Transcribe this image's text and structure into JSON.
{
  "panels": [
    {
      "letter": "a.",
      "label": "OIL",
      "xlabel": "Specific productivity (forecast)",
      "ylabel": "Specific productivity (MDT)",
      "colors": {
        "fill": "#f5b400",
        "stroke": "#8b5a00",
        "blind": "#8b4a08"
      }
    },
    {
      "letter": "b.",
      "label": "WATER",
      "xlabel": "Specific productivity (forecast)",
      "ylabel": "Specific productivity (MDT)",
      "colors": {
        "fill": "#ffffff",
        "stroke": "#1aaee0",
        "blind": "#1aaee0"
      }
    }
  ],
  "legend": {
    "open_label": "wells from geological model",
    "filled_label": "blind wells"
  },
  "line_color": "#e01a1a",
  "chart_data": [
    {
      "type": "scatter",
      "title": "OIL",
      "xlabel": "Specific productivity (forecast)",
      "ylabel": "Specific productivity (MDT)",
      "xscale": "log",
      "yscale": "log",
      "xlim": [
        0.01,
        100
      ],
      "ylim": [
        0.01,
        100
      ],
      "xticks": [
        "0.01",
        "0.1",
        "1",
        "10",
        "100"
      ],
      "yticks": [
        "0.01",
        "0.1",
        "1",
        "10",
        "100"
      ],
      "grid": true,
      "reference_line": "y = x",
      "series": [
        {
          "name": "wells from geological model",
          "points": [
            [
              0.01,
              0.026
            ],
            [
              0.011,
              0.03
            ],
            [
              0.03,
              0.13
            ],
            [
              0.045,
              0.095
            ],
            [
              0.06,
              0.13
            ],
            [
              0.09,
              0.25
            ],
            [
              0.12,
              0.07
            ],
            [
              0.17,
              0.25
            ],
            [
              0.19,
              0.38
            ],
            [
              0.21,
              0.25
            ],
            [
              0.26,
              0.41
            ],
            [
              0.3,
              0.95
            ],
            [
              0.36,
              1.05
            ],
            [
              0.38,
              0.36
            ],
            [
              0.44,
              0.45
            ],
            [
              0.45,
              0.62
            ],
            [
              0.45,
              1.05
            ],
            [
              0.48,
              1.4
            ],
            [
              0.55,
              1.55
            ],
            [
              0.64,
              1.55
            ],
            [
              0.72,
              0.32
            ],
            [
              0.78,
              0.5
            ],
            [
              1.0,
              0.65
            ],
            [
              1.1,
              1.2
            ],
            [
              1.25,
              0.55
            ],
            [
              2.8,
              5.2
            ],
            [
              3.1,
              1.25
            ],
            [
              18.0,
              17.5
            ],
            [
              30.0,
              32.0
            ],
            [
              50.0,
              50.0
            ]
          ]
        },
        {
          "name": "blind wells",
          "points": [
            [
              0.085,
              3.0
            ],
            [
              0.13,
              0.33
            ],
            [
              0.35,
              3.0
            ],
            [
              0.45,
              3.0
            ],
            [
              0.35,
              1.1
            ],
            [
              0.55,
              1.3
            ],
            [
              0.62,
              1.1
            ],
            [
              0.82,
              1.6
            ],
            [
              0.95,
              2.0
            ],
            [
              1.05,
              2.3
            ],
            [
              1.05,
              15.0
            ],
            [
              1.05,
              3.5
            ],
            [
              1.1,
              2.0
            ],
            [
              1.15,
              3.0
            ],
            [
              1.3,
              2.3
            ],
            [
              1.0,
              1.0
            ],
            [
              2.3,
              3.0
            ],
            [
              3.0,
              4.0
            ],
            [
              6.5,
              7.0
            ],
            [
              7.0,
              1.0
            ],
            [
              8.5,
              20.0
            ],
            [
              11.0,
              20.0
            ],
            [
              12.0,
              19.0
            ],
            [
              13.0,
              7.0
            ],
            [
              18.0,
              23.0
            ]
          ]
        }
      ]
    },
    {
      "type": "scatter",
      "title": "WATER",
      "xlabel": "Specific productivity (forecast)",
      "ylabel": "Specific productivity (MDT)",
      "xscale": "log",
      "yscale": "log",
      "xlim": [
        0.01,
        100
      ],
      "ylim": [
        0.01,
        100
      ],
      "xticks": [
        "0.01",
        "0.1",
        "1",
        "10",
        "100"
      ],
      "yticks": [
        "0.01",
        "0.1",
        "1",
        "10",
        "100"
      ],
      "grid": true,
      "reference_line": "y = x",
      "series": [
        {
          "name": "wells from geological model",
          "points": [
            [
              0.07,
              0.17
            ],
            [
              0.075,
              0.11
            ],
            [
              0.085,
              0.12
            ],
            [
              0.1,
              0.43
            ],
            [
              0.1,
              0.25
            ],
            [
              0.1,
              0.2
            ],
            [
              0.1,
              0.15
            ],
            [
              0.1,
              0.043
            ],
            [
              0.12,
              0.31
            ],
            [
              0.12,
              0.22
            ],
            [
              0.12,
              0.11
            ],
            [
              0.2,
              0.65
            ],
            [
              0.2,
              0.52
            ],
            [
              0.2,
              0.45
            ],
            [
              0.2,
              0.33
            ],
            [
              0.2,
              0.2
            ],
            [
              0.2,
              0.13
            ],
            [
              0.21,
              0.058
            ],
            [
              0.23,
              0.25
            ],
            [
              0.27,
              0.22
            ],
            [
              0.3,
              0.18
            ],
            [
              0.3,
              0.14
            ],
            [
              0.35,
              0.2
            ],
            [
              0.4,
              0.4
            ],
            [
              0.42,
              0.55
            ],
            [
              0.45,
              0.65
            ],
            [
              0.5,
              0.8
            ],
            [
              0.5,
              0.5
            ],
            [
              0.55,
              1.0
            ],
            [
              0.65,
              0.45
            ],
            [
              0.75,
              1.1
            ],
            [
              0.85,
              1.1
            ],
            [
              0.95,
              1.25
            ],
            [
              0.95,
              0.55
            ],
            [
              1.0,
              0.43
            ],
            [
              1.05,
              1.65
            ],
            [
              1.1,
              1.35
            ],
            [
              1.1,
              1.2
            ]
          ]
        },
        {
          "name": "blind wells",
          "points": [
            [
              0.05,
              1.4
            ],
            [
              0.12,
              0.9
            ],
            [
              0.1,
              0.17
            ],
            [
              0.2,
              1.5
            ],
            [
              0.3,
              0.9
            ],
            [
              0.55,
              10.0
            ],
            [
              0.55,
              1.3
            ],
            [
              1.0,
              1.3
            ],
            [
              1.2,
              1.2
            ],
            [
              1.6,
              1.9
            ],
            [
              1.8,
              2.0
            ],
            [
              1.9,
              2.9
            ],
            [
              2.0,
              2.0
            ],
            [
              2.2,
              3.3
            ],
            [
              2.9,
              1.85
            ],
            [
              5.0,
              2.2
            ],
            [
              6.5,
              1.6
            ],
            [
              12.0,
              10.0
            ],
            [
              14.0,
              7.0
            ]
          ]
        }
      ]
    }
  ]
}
━━━
▶ [TASK OBJECTIVE] Repeat every record, keeping each word and mark exactly as it is.

▶ [OUTPUT OF THE EXERCISE]
Transcribe this image's text and structure into JSON.
{
  "panels": [
    {
      "letter": "a.",
      "label": "OIL",
      "xlabel": "Specific productivity (forecast)",
      "ylabel": "Specific productivity (MDT)",
      "colors": {
        "fill": "#f5b400",
        "stroke": "#8b5a00",
        "blind": "#8b4a08"
      }
    },
    {
      "letter": "b.",
      "label": "WATER",
      "xlabel": "Specific productivity (forecast)",
      "ylabel": "Specific productivity (MDT)",
      "colors": {
        "fill": "#ffffff",
        "stroke": "#1aaee0",
        "blind": "#1aaee0"
      }
    }
  ],
  "legend": {
    "open_label": "wells from geological model",
    "filled_label": "blind wells"
  },
  "line_color": "#e01a1a",
  "chart_data": [
    {
      "type": "scatter",
      "title": "OIL",
      "xlabel": "Specific productivity (forecast)",
      "ylabel": "Specific productivity (MDT)",
      "xscale": "log",
      "yscale": "log",
      "xlim": [
        0.01,
        100
      ],
      "ylim": [
        0.01,
        100
      ],
      "xticks": [
        "0.01",
        "0.1",
        "1",
        "10",
        "100"
      ],
      "yticks": [
        "0.01",
        "0.1",
        "1",
        "10",
        "100"
      ],
      "grid": true,
      "reference_line": "y = x",
      "series": [
        {
          "name": "wells from geological model",
          "points": [
            [
              0.01,
              0.026
            ],
            [
              0.011,
              0.03
            ],
            [
              0.03,
              0.13
            ],
            [
              0.045,
              0.095
            ],
            [
              0.06,
              0.13
            ],
            [
              0.09,
              0.25
            ],
            [
              0.12,
              0.07
            ],
            [
              0.17,
              0.25
            ],
            [
              0.19,
              0.38
            ],
            [
              0.21,
              0.25
            ],
            [
              0.26,
              0.41
            ],
            [
              0.3,
              0.95
            ],
            [
              0.36,
              1.05
            ],
            [
              0.38,
              0.36
            ],
            [
              0.44,
              0.45
            ],
            [
              0.45,
              0.62
            ],
            [
              0.45,
              1.05
            ],
            [
              0.48,
              1.4
            ],
            [
              0.55,
              1.55
            ],
            [
              0.64,
              1.55
            ],
            [
              0.72,
              0.32
            ],
            [
              0.78,
              0.5
            ],
            [
              1.0,
              0.65
            ],
            [
              1.1,
              1.2
            ],
            [
              1.25,
              0.55
            ],
            [
              2.8,
              5.2
            ],
            [
              3.1,
              1.25
            ],
            [
              18.0,
              17.5
            ],
            [
              30.0,
              32.0
            ],
            [
              50.0,
              50.0
            ]
          ]
        },
        {
          "name": "blind wells",
          "points": [
            [
              0.085,
              3.0
            ],
            [
              0.13,
              0.33
            ],
            [
              0.35,
              3.0
            ],
            [
              0.45,
              3.0
            ],
            [
              0.35,
              1.1
            ],
            [
              0.55,
              1.3
            ],
            [
              0.62,
              1.1
            ],
            [
              0.82,
              1.6
            ],
            [
              0.95,
              2.0
            ],
            [
              1.05,
              2.3
            ],
            [
              1.05,
              15.0
            ],
            [
              1.05,
              3.5
            ],
            [
              1.1,
              2.0
            ],
            [
              1.15,
              3.0
            ],
            [
              1.3,
              2.3
            ],
            [
              1.0,
              1.0
            ],
            [
              2.3,
              3.0
            ],
            [
              3.0,
              4.0
            ],
            [
              6.5,
              7.0
            ],
            [
              7.0,
              1.0
            ],
            [
              8.5,
              20.0
            ],
            [
              11.0,
              20.0
            ],
            [
              12.0,
              19.0
            ],
            [
              13.0,
              7.0
            ],
            [
              18.0,
              23.0
            ]
          ]
        }
      ]
    },
    {
      "type": "scatter",
      "title": "WATER",
      "xlabel": "Specific productivity (forecast)",
      "ylabel": "Specific productivity (MDT)",
      "xscale": "log",
      "yscale": "log",
      "xlim": [
        0.01,
        100
      ],
      "ylim": [
        0.01,
        100
      ],
      "xticks": [
        "0.01",
        "0.1",
        "1",
        "10",
        "100"
      ],
      "yticks": [
        "0.01",
        "0.1",
        "1",
        "10",
        "100"
      ],
      "grid": true,
      "reference_line": "y = x",
      "series": [
        {
          "name": "wells from geological model",
          "points": [
            [
              0.07,
              0.17
            ],
            [
              0.075,
              0.11
            ],
            [
              0.085,
              0.12
            ],
            [
              0.1,
              0.43
            ],
            [
              0.1,
              0.25
            ],
            [
              0.1,
              0.2
            ],
            [
              0.1,
              0.15
            ],
            [
              0.1,
              0.043
            ],
            [
              0.12,
              0.31
            ],
            [
              0.12,
              0.22
            ],
            [
              0.12,
              0.11
            ],
            [
              0.2,
              0.65
            ],
            [
              0.2,
              0.52
            ],
            [
              0.2,
              0.45
            ],
            [
              0.2,
              0.33
            ],
            [
              0.2,
              0.2
            ],
            [
              0.2,
              0.13
            ],
            [
              0.21,
              0.058
            ],
            [
              0.23,
              0.25
            ],
            [
              0.27,
              0.22
            ],
            [
              0.3,
              0.18
            ],
            [
              0.3,
              0.14
            ],
            [
              0.35,
              0.2
            ],
            [
              0.4,
              0.4
            ],
            [
              0.42,
              0.55
            ],
            [
              0.45,
              0.65
            ],
            [
              0.5,
              0.8
            ],
            [
              0.5,
              0.5
            ],
            [
              0.55,
              1.0
            ],
            [
              0.65,
              0.45
            ],
            [
              0.75,
              1.1
            ],
            [
              0.85,
              1.1
            ],
            [
              0.95,
              1.25
            ],
            [
              0.95,
              0.55
            ],
            [
              1.0,
              0.43
            ],
            [
              1.05,
              1.65
            ],
            [
              1.1,
              1.35
            ],
            [
              1.1,
              1.2
            ]
          ]
        },
        {
          "name": "blind wells",
          "points": [
            [
              0.05,
              1.4
            ],
            [
              0.12,
              0.9
            ],
            [
              0.1,
              0.17
            ],
            [
              0.2,
              1.5
            ],
            [
              0.3,
              0.9
            ],
            [
              0.55,
              10.0
            ],
            [
              0.55,
              1.3
            ],
            [
              1.0,
              1.3
            ],
            [
              1.2,
              1.2
            ],
            [
              1.6,
              1.9
            ],
            [
              1.8,
              2.0
            ],
            [
              1.9,
              2.9
            ],
            [
              2.0,
              2.0
            ],
            [
              2.2,
              3.3
            ],
            [
              2.9,
              1.85
            ],
            [
              5.0,
              2.2
            ],
            [
              6.5,
              1.6
            ],
            [
              12.0,
              10.0
            ],
            [
              14.0,
              7.0
            ]
          ]
        }
      ]
    }
  ]
}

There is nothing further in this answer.